* **Given passage**:
☆ ☆ ☆ ☆ ☆ ☆ ☆

Bowen received a two-year prison sentence and a $250 fine, but Sue appealed to President Ulysses S. Grant, who eventually offered Bowen a full pardon.
Bowen was reelected in 1872, but an investigation by the House of Representatives deemed both his and his opponent's campaigns too corrupt to be officially recognized. Yet Bowen had also been elected as sheriff of Charleston County, a position he would hold through Sue's death in 1875.

=== Last years ===
Sue’s last years were spent in social isolation, shunned from both Charleston’s aristocracy and her extended family. Her marriage to Bowen, a man considered a thief, murderer, bigamist and traitor, was too much for even her few remaining supporters – aunt Adèle and sister Caroline – to bear. All ties were severed. Her daughter became her “worst enemy” and “bitterest foe.” Sue wrote that "of what constitutes ‘society,’ I have none. My parties are all given by myself: my guests are, for the most part, old & poor & forlorn – less friendless perhaps than I, but a great deal more destitute than I ever was.” Yet, unlike the rest of her family, Sue's postwar years were spent in relative luxury, her husband having procured a fine mansion in a tony Charleston neighborhood, less than a mile from Sue’s childhood home on Broad Street. When she died of typhoid pneumonia in December, her legal will mysteriously disappeared, along with her remaining jewelry. Within a year, Bowen was remarried to the eighteen-year-old daughter of South Carolina’s Radical Republican governor, Daniel Henry Chamberlain.

== Scandals ==
In 1854, following the success of Busy Moments of an Idle Woman, James Petigru toasted his daughter Sue as “quick in conception and easy in delivery.” According to family gossip, Sue raised her glass and toasted her father as “a man of large parts and deep penetration."

In 1855, Sue attended a party at her father’s Charleston home for a celebrated British writer William Makepeace Thackeray. Their first introduction, one year prior, had been a tense one: Thackeray told Sue he had heard that she was "a fast woman." Sue quipped back “And I have been told that you were a gentleman” Lucy Baxter described the night's dinner discussion:

Where I went alone with [Thackeray], my sister not being well, a lady was present who from their first meeting had antagonized Mr. Thackeray. She was clever and rather brilliant, but had written some very trashy novels, whose reputation had certainly not extended beyond her native city. On this and other occasions she seemed determined to attract Mr. Thackeray’s attention, to his great annoyance. At last when something was said about the tribulations of authors, the lady leaned across the table, saying in a lour voice, ‘You and I, Mr. Thackeray, being in the same boat, can understand, can we not?’ A dead silence fell, a thundercloud descended upon the face of Mr. Thackeray, and the pleasure of the entertainment was at an end…. This annoyance on the part of the lady was the culmination of numerous attacks, and struck just the wrong chord. She is referred to as the ‘Individual’ in a letter to my mother.

Thackeray himself described Sue in more mixed terms: "I got on by feeling and expressing a fellow-loathing for a certain person whose name I daresay you can guess. And yet vulgar as that Individual is I rather like h- bless me I was going to mention the Individual's sex!”

☆ ☆ ☆ ☆ ☆ ☆ ☆

* **Written task 1**:
Print the passage from "Bowen was reelected" up to and including "death in 1875.".
The passage and the entries are separate material with no link between them.

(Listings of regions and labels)
☆ ☆ ☆ ☆ ☆ ☆ ☆

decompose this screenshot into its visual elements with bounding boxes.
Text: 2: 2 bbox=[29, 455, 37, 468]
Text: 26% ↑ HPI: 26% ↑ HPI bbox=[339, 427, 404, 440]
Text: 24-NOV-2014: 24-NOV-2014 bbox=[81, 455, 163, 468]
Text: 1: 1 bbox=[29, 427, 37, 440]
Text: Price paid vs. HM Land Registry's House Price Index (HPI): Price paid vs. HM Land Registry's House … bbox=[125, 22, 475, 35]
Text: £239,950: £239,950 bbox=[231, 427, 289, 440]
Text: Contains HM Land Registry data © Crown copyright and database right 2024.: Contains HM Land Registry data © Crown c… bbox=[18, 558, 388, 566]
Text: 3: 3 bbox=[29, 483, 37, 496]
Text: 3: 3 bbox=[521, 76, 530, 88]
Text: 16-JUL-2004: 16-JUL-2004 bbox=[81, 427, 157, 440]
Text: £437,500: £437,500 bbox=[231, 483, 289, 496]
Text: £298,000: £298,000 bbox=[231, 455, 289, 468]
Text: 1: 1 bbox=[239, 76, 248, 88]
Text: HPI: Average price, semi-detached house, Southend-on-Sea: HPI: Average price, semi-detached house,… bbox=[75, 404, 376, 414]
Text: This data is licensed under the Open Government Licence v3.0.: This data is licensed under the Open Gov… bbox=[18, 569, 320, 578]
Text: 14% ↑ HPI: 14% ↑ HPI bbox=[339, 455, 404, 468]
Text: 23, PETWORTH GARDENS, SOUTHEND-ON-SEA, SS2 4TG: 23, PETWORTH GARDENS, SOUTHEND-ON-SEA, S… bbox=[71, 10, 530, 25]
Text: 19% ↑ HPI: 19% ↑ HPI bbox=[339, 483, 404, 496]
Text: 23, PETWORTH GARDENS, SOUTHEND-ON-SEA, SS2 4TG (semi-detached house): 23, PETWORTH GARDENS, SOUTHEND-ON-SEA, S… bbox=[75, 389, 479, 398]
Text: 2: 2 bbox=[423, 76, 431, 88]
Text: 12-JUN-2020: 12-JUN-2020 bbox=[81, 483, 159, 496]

☆ ☆ ☆ ☆ ☆ ☆ ☆

* **Written task 2**:
Please output the entries without changes, from the start of the entries up to and including the line with "Text: 1: 1 bbox=[29, 427, 37, 440]".

* **Correct answer 1**:
Bowen was reelected in 1872, but an investigation by the House of Representatives deemed both his and his opponent's campaigns too corrupt to be officially recognized. Yet Bowen had also been elected as sheriff of Charleston County, a position he would hold through Sue's death in 1875.

* **Correct answer 2**:
decompose this screenshot into its visual elements with bounding boxes.
Text: 2: 2 bbox=[29, 455, 37, 468]
Text: 26% ↑ HPI: 26% ↑ HPI bbox=[339, 427, 404, 440]
Text: 24-NOV-2014: 24-NOV-2014 bbox=[81, 455, 163, 468]
Text: 1: 1 bbox=[29, 427, 37, 440]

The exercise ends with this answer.